━━━━━ EXTRACTED INFORMATION

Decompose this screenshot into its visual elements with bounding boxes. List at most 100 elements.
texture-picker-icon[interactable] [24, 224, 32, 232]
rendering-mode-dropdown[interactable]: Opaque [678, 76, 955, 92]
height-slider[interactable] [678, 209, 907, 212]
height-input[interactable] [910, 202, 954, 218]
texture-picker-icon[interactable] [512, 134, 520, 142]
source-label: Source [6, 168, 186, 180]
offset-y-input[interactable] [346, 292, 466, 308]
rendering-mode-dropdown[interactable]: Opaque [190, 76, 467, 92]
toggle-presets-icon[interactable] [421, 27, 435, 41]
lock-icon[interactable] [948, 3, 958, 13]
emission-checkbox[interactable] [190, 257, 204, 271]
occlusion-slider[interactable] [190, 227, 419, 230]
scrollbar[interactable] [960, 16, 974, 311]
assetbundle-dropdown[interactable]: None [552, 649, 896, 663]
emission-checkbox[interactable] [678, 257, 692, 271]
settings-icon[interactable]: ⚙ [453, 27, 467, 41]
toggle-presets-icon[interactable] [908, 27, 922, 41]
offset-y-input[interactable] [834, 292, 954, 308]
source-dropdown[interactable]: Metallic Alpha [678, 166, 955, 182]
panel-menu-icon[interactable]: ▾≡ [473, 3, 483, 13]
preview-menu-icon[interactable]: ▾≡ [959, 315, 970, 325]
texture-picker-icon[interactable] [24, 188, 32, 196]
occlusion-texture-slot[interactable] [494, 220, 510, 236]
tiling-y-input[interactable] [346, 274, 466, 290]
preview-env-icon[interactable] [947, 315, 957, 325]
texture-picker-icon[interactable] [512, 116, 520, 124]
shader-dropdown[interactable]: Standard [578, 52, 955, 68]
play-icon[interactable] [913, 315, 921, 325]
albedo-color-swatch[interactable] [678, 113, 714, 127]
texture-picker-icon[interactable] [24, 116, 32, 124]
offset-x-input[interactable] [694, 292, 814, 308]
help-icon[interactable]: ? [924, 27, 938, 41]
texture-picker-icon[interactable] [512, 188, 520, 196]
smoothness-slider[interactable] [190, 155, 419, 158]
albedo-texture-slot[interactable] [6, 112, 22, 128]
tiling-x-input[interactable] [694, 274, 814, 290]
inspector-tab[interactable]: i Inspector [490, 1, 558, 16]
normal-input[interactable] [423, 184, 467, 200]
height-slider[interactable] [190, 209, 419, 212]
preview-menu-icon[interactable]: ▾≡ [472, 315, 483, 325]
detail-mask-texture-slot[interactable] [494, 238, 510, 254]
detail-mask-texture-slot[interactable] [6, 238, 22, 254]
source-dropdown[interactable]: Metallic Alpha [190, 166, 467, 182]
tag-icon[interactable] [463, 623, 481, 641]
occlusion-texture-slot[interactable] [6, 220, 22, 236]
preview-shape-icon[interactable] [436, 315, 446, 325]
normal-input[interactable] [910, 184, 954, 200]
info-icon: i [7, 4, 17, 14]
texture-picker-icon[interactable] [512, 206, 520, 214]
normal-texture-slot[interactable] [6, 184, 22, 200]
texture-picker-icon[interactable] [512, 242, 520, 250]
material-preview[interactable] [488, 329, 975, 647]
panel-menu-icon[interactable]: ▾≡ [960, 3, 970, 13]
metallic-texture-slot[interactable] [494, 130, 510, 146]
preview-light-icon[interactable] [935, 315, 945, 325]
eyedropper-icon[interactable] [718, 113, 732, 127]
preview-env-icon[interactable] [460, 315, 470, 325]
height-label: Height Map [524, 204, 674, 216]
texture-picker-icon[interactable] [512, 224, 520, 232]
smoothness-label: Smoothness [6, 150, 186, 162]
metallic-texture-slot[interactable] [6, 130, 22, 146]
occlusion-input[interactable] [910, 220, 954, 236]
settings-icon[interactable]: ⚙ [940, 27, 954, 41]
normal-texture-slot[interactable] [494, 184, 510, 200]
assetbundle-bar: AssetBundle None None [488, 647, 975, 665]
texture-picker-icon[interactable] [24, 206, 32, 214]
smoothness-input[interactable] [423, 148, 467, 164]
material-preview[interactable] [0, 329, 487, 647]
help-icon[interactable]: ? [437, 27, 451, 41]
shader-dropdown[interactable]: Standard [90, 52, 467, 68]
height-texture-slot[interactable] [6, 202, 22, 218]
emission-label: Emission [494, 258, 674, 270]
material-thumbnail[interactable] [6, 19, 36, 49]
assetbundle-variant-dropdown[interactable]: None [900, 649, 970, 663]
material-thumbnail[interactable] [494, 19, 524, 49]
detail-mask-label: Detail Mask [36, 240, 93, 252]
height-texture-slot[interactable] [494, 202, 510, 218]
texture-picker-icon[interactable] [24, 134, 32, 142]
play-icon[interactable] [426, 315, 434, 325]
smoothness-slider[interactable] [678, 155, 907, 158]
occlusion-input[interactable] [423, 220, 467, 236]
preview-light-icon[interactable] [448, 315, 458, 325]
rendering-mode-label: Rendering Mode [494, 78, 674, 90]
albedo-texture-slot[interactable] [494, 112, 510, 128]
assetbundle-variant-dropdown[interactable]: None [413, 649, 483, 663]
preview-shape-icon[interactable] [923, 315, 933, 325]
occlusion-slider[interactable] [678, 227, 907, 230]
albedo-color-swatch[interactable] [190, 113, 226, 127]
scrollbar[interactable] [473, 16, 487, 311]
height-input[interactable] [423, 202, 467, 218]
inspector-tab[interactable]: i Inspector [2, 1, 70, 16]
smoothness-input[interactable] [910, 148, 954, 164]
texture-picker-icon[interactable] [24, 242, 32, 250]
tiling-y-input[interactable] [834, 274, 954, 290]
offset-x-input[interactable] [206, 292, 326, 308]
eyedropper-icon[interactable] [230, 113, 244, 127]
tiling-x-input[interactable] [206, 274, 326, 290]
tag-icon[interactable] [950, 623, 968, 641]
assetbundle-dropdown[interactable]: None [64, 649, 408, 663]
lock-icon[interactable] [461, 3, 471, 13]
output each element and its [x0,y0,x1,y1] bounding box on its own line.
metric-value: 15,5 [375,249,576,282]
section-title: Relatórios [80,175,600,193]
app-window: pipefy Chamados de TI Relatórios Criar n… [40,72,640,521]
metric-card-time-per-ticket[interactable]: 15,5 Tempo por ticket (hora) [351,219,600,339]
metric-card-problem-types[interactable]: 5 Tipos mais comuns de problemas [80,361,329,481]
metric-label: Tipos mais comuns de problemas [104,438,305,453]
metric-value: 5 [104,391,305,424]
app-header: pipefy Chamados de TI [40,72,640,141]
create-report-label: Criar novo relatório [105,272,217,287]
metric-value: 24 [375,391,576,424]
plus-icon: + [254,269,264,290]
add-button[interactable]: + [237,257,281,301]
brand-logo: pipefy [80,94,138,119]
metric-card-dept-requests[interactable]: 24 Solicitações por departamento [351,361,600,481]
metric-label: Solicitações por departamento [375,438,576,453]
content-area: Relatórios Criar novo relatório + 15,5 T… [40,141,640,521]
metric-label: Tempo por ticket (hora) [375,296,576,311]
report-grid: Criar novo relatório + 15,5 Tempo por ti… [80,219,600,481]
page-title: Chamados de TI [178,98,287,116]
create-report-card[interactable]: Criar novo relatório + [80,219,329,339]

━━━━━━━━━━

[WHAT YOU ARE ASKED TO DO]
Rewrite the lines starting at the first line of the records and ending at the line containing "detail-mask-texture-slot[interactable] [6, 238, 22, 254]" as a JSON list of strings, one string per line, with blank lines left out.

[EXERCISE RESPONSE]
[
  "Decompose this screenshot into its visual elements with bounding boxes. List at most 100 elements.",
  "texture-picker-icon[interactable] [24, 224, 32, 232]",
  "rendering-mode-dropdown[interactable]: Opaque [678, 76, 955, 92]",
  "height-slider[interactable] [678, 209, 907, 212]",
  "height-input[interactable] [910, 202, 954, 218]",
  "texture-picker-icon[interactable] [512, 134, 520, 142]",
  "source-label: Source [6, 168, 186, 180]",
  "offset-y-input[interactable] [346, 292, 466, 308]",
  "rendering-mode-dropdown[interactable]: Opaque [190, 76, 467, 92]",
  "toggle-presets-icon[interactable] [421, 27, 435, 41]",
  "lock-icon[interactable] [948, 3, 958, 13]",
  "emission-checkbox[interactable] [190, 257, 204, 271]",
  "occlusion-slider[interactable] [190, 227, 419, 230]",
  "scrollbar[interactable] [960, 16, 974, 311]",
  "assetbundle-dropdown[interactable]: None [552, 649, 896, 663]",
  "emission-checkbox[interactable] [678, 257, 692, 271]",
  "settings-icon[interactable]: ⚙ [453, 27, 467, 41]",
  "toggle-presets-icon[interactable] [908, 27, 922, 41]",
  "offset-y-input[interactable] [834, 292, 954, 308]",
  "source-dropdown[interactable]: Metallic Alpha [678, 166, 955, 182]",
  "panel-menu-icon[interactable]: ▾≡ [473, 3, 483, 13]",
  "preview-menu-icon[interactable]: ▾≡ [959, 315, 970, 325]",
  "texture-picker-icon[interactable] [24, 188, 32, 196]",
  "occlusion-texture-slot[interactable] [494, 220, 510, 236]",
  "tiling-y-input[interactable] [346, 274, 466, 290]",
  "preview-env-icon[interactable] [947, 315, 957, 325]",
  "texture-picker-icon[interactable] [512, 116, 520, 124]",
  "shader-dropdown[interactable]: Standard [578, 52, 955, 68]",
  "play-icon[interactable] [913, 315, 921, 325]",
  "albedo-color-swatch[interactable] [678, 113, 714, 127]",
  "texture-picker-icon[interactable] [24, 116, 32, 124]",
  "offset-x-input[interactable] [694, 292, 814, 308]",
  "help-icon[interactable]: ? [924, 27, 938, 41]",
  "texture-picker-icon[interactable] [512, 188, 520, 196]",
  "smoothness-slider[interactable] [190, 155, 419, 158]",
  "albedo-texture-slot[interactable] [6, 112, 22, 128]",
  "tiling-x-input[interactable] [694, 274, 814, 290]",
  "inspector-tab[interactable]: i Inspector [490, 1, 558, 16]",
  "normal-input[interactable] [423, 184, 467, 200]",
  "height-slider[interactable] [190, 209, 419, 212]",
  "preview-menu-icon[interactable]: ▾≡ [472, 315, 483, 325]",
  "detail-mask-texture-slot[interactable] [494, 238, 510, 254]",
  "detail-mask-texture-slot[interactable] [6, 238, 22, 254]"
]